**The task:**
Write out all of the entries that follow, word for word, but skip the pictures.

Chart and figure data:
++++++

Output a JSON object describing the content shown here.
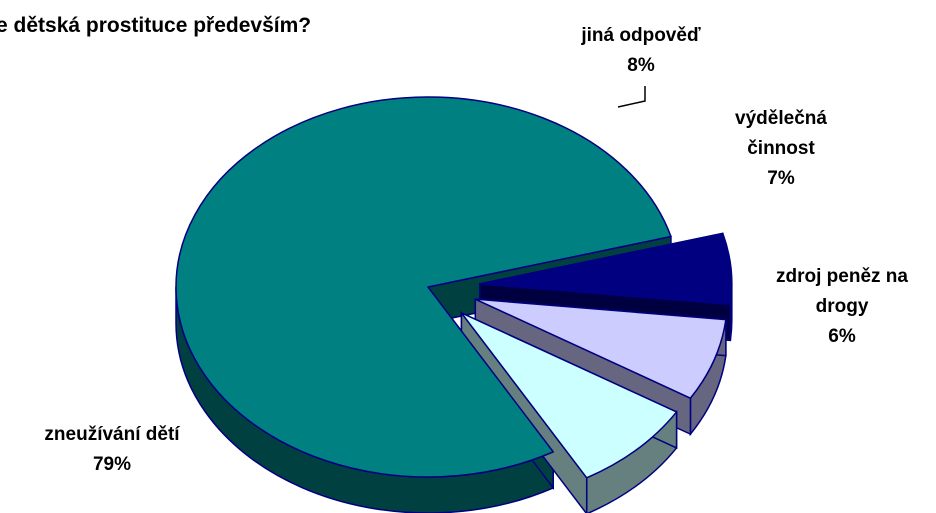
{
  "chart_data": {
    "type": "pie",
    "title": "e dětská prostituce především?",
    "slices": [
      {
        "label_lines": [
          "zneužívání dětí"
        ],
        "value": 79,
        "value_label": "79%",
        "color": "#008080",
        "side_color": "#004040"
      },
      {
        "label_lines": [
          "zdroj peněz na",
          "drogy"
        ],
        "value": 6,
        "value_label": "6%",
        "color": "#000080",
        "side_color": "#000040"
      },
      {
        "label_lines": [
          "výdělečná",
          "činnost"
        ],
        "value": 7,
        "value_label": "7%",
        "color": "#CCCCFF",
        "side_color": "#666680"
      },
      {
        "label_lines": [
          "jiná odpověď"
        ],
        "value": 8,
        "value_label": "8%",
        "color": "#CCFFFF",
        "side_color": "#668080"
      }
    ],
    "unit": "%",
    "style": "3d-exploded",
    "outline_color": "#000080"
  }
}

++++++

**Answer for this exercise:**
Output a JSON object describing the content shown here.
{
  "chart_data": {
    "type": "pie",
    "title": "e dětská prostituce především?",
    "slices": [
      {
        "label_lines": [
          "zneužívání dětí"
        ],
        "value": 79,
        "value_label": "79%",
        "color": "#008080",
        "side_color": "#004040"
      },
      {
        "label_lines": [
          "zdroj peněz na",
          "drogy"
        ],
        "value": 6,
        "value_label": "6%",
        "color": "#000080",
        "side_color": "#000040"
      },
      {
        "label_lines": [
          "výdělečná",
          "činnost"
        ],
        "value": 7,
        "value_label": "7%",
        "color": "#CCCCFF",
        "side_color": "#666680"
      },
      {
        "label_lines": [
          "jiná odpověď"
        ],
        "value": 8,
        "value_label": "8%",
        "color": "#CCFFFF",
        "side_color": "#668080"
      }
    ],
    "unit": "%",
    "style": "3d-exploded",
    "outline_color": "#000080"
  }
}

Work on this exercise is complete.